Give each line of the items below as a string in a JSON list, one string per line, skipping blank lines. Leave the pictures out of the answer.

★ ★ ★ ★ ★

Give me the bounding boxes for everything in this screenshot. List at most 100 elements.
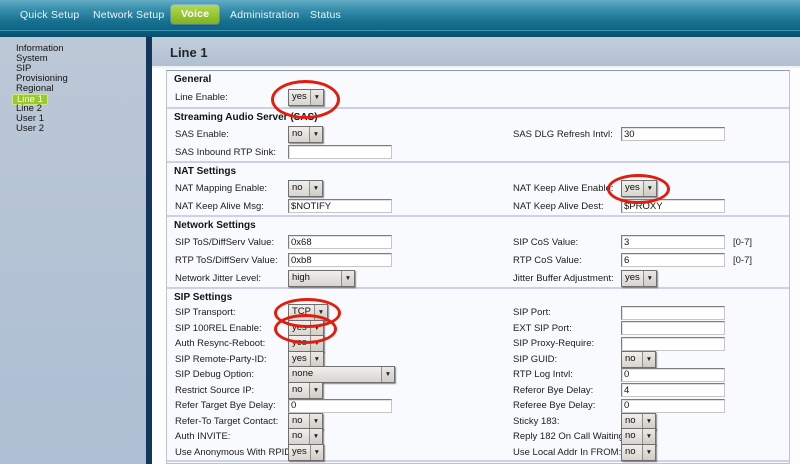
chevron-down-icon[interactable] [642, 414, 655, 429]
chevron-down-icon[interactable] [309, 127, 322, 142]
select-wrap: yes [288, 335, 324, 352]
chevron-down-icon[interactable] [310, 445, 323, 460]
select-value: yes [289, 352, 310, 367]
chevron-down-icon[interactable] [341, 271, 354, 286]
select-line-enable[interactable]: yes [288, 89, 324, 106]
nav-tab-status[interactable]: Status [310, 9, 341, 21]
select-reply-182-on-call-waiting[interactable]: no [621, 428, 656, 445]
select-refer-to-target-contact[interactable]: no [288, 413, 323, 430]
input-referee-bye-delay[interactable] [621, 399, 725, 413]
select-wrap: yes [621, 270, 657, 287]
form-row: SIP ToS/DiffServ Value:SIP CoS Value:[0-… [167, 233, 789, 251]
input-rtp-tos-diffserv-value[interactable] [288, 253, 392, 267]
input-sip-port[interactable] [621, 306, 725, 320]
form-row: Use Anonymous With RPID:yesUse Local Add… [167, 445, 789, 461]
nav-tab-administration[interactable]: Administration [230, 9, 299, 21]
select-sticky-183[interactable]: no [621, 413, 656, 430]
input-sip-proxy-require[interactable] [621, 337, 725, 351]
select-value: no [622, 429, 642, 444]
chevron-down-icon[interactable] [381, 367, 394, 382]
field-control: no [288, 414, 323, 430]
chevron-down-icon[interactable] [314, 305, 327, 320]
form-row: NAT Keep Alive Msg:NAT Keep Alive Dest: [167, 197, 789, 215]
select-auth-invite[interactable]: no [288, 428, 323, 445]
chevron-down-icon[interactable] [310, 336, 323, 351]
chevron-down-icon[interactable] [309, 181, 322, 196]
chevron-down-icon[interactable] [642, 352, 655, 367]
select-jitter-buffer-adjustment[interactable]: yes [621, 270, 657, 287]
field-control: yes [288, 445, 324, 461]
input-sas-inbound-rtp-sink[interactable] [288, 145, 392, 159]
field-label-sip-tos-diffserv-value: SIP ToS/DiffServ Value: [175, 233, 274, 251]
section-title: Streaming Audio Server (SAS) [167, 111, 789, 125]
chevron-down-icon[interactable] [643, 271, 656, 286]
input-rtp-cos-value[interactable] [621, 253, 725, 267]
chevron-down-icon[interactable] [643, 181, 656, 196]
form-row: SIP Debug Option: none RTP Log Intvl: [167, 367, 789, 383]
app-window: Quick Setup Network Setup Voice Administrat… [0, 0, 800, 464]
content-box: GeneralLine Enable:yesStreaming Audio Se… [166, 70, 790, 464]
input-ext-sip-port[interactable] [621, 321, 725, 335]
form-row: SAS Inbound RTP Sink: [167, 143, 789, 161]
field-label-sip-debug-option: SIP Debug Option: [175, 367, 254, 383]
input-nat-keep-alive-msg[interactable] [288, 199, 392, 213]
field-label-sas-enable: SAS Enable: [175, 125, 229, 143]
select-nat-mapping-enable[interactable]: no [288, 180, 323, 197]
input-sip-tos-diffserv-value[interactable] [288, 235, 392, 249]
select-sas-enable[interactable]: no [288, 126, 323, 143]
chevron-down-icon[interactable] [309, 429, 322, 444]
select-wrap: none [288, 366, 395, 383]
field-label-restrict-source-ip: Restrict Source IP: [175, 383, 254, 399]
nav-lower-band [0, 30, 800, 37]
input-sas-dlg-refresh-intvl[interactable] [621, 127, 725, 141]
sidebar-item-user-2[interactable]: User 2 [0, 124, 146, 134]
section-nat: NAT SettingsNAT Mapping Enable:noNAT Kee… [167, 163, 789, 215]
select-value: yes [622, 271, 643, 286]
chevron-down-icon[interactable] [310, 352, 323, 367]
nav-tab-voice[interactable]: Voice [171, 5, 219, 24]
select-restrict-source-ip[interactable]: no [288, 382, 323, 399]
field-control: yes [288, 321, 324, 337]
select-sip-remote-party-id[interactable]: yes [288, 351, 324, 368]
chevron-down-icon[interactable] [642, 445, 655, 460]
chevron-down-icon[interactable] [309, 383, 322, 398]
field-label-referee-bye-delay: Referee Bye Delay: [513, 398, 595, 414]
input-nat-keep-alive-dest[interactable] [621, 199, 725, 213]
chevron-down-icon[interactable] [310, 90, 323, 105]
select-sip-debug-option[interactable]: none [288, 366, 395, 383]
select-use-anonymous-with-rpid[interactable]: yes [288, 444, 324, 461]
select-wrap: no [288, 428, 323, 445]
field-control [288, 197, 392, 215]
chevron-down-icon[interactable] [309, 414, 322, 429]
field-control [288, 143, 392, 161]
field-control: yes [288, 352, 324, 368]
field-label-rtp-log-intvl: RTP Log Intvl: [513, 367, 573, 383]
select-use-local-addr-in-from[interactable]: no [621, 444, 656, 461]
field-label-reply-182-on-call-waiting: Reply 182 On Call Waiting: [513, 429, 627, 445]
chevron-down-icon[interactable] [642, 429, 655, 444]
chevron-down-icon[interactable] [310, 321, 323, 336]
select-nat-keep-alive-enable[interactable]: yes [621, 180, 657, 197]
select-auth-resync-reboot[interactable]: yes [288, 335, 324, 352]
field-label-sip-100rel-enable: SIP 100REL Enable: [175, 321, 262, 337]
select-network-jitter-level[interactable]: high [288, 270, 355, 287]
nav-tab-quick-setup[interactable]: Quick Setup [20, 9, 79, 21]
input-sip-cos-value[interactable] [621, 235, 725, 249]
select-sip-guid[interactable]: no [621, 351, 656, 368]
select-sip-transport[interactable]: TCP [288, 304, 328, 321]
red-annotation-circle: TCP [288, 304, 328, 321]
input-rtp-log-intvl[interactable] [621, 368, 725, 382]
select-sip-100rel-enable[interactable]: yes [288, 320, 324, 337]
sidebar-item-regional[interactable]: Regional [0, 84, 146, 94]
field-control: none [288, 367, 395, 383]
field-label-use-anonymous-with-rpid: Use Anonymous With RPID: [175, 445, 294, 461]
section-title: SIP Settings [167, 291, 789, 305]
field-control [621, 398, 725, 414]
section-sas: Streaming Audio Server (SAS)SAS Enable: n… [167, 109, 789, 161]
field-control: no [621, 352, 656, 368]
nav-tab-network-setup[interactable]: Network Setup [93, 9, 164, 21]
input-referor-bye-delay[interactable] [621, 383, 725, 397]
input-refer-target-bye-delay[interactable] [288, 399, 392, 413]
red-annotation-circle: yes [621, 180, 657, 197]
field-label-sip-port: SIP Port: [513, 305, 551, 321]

★ ★ ★ ★ ★

#### Solution to the exercise:
[
  "Give me the bounding boxes for everything in this screenshot. List at most 100 elements.",
  "chevron-down-icon[interactable] [642, 414, 655, 429]",
  "chevron-down-icon[interactable] [309, 127, 322, 142]",
  "select-wrap: yes [288, 335, 324, 352]",
  "chevron-down-icon[interactable] [310, 445, 323, 460]",
  "select-value: yes [289, 352, 310, 367]",
  "chevron-down-icon[interactable] [341, 271, 354, 286]",
  "select-line-enable[interactable]: yes [288, 89, 324, 106]",
  "nav-tab-status[interactable]: Status [310, 9, 341, 21]",
  "select-reply-182-on-call-waiting[interactable]: no [621, 428, 656, 445]",
  "select-refer-to-target-contact[interactable]: no [288, 413, 323, 430]",
  "input-referee-bye-delay[interactable] [621, 399, 725, 413]",
  "select-wrap: yes [621, 270, 657, 287]",
  "form-row: SIP ToS/DiffServ Value:SIP CoS Value:[0-… [167, 233, 789, 251]",
  "input-rtp-tos-diffserv-value[interactable] [288, 253, 392, 267]",
  "input-sip-port[interactable] [621, 306, 725, 320]",
  "form-row: Use Anonymous With RPID:yesUse Local Add… [167, 445, 789, 461]",
  "nav-tab-administration[interactable]: Administration [230, 9, 299, 21]",
  "select-sticky-183[interactable]: no [621, 413, 656, 430]",
  "input-sip-proxy-require[interactable] [621, 337, 725, 351]",
  "select-value: no [622, 429, 642, 444]",
  "chevron-down-icon[interactable] [381, 367, 394, 382]",
  "field-control: no [288, 414, 323, 430]",
  "chevron-down-icon[interactable] [314, 305, 327, 320]",
  "form-row: NAT Keep Alive Msg:NAT Keep Alive Dest: [167, 197, 789, 215]",
  "select-auth-invite[interactable]: no [288, 428, 323, 445]",
  "chevron-down-icon[interactable] [310, 336, 323, 351]",
  "chevron-down-icon[interactable] [309, 181, 322, 196]",
  "chevron-down-icon[interactable] [642, 352, 655, 367]",
  "select-jitter-buffer-adjustment[interactable]: yes [621, 270, 657, 287]",
  "field-control: yes [288, 445, 324, 461]",
  "input-sas-inbound-rtp-sink[interactable] [288, 145, 392, 159]",
  "field-label-sip-tos-diffserv-value: SIP ToS/DiffServ Value: [175, 233, 274, 251]",
  "section-title: Streaming Audio Server (SAS) [167, 111, 789, 125]",
  "chevron-down-icon[interactable] [643, 271, 656, 286]",
  "input-rtp-cos-value[interactable] [621, 253, 725, 267]",
  "chevron-down-icon[interactable] [643, 181, 656, 196]",
  "form-row: SIP Debug Option: none RTP Log Intvl: [167, 367, 789, 383]",
  "app-window: Quick Setup Network Setup Voice Administrat… [0, 0, 800, 464]",
  "content-box: GeneralLine Enable:yesStreaming Audio Se… [166, 70, 790, 464]",
  "input-ext-sip-port[interactable] [621, 321, 725, 335]",
  "form-row: SAS Inbound RTP Sink: [167, 143, 789, 161]",
  "field-label-sip-debug-option: SIP Debug Option: [175, 367, 254, 383]",
  "input-nat-keep-alive-msg[interactable] [288, 199, 392, 213]",
  "field-label-sas-enable: SAS Enable: [175, 125, 229, 143]",
  "select-nat-mapping-enable[interactable]: no [288, 180, 323, 197]",
  "input-sip-tos-diffserv-value[interactable] [288, 235, 392, 249]",
  "select-sas-enable[interactable]: no [288, 126, 323, 143]",
  "chevron-down-icon[interactable] [309, 429, 322, 444]",
  "select-wrap: none [288, 366, 395, 383]",
  "field-label-restrict-source-ip: Restrict Source IP: [175, 383, 254, 399]",
  "nav-lower-band [0, 30, 800, 37]",
  "input-sas-dlg-refresh-intvl[interactable] [621, 127, 725, 141]",
  "sidebar-item-user-2[interactable]: User 2 [0, 124, 146, 134]",
  "section-nat: NAT SettingsNAT Mapping Enable:noNAT Kee… [167, 163, 789, 215]",
  "select-value: yes [622, 271, 643, 286]",
  "chevron-down-icon[interactable] [310, 352, 323, 367]",
  "nav-tab-voice[interactable]: Voice [171, 5, 219, 24]",
  "select-restrict-source-ip[interactable]: no [288, 382, 323, 399]",
  "field-control: yes [288, 321, 324, 337]",
  "select-sip-remote-party-id[interactable]: yes [288, 351, 324, 368]",
  "chevron-down-icon[interactable] [642, 445, 655, 460]",
  "chevron-down-icon[interactable] [309, 383, 322, 398]",
  "field-label-referee-bye-delay: Referee Bye Delay: [513, 398, 595, 414]",
  "input-nat-keep-alive-dest[interactable] [621, 199, 725, 213]",
  "chevron-down-icon[interactable] [310, 90, 323, 105]",
  "select-sip-debug-option[interactable]: none [288, 366, 395, 383]",
  "select-use-anonymous-with-rpid[interactable]: yes [288, 444, 324, 461]",
  "select-wrap: no [288, 428, 323, 445]",
  "field-control [288, 197, 392, 215]",
  "chevron-down-icon[interactable] [309, 414, 322, 429]",
  "field-control [288, 143, 392, 161]",
  "field-control: yes [288, 352, 324, 368]",
  "field-label-rtp-log-intvl: RTP Log Intvl: [513, 367, 573, 383]",
  "select-use-local-addr-in-from[interactable]: no [621, 444, 656, 461]",
  "field-label-reply-182-on-call-waiting: Reply 182 On Call Waiting: [513, 429, 627, 445]",
  "chevron-down-icon[interactable] [642, 429, 655, 444]",
  "chevron-down-icon[interactable] [310, 321, 323, 336]",
  "select-nat-keep-alive-enable[interactable]: yes [621, 180, 657, 197]",
  "select-auth-resync-reboot[interactable]: yes [288, 335, 324, 352]",
  "field-label-sip-100rel-enable: SIP 100REL Enable: [175, 321, 262, 337]",
  "select-network-jitter-level[interactable]: high [288, 270, 355, 287]",
  "nav-tab-quick-setup[interactable]: Quick Setup [20, 9, 79, 21]",
  "input-sip-cos-value[interactable] [621, 235, 725, 249]",
  "select-sip-guid[interactable]: no [621, 351, 656, 368]",
  "select-sip-transport[interactable]: TCP [288, 304, 328, 321]",
  "red-annotation-circle: TCP [288, 304, 328, 321]",
  "input-rtp-log-intvl[interactable] [621, 368, 725, 382]",
  "select-sip-100rel-enable[interactable]: yes [288, 320, 324, 337]",
  "sidebar-item-regional[interactable]: Regional [0, 84, 146, 94]",
  "field-control: none [288, 367, 395, 383]",
  "field-label-use-anonymous-with-rpid: Use Anonymous With RPID: [175, 445, 294, 461]",
  "section-title: SIP Settings [167, 291, 789, 305]",
  "field-control [621, 398, 725, 414]",
  "section-sas: Streaming Audio Server (SAS)SAS Enable: n… [167, 109, 789, 161]",
  "field-control: no [621, 352, 656, 368]",
  "nav-tab-network-setup[interactable]: Network Setup [93, 9, 164, 21]",
  "input-referor-bye-delay[interactable] [621, 383, 725, 397]",
  "input-refer-target-bye-delay[interactable] [288, 399, 392, 413]",
  "red-annotation-circle: yes [621, 180, 657, 197]",
  "field-label-sip-port: SIP Port: [513, 305, 551, 321]"
]